(Some records)
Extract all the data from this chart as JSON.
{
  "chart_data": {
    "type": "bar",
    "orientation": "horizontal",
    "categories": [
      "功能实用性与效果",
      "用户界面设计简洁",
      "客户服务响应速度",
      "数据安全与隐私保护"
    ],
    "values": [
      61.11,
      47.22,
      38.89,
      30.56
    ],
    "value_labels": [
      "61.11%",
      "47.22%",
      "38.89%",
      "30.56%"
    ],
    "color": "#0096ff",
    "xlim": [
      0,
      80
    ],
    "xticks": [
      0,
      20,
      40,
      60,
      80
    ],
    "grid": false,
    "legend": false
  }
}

Task goal
Extract the entries above verbatim.

Response below
Extract all the data from this chart as JSON.
{
  "chart_data": {
    "type": "bar",
    "orientation": "horizontal",
    "categories": [
      "功能实用性与效果",
      "用户界面设计简洁",
      "客户服务响应速度",
      "数据安全与隐私保护"
    ],
    "values": [
      61.11,
      47.22,
      38.89,
      30.56
    ],
    "value_labels": [
      "61.11%",
      "47.22%",
      "38.89%",
      "30.56%"
    ],
    "color": "#0096ff",
    "xlim": [
      0,
      80
    ],
    "xticks": [
      0,
      20,
      40,
      60,
      80
    ],
    "grid": false,
    "legend": false
  }
}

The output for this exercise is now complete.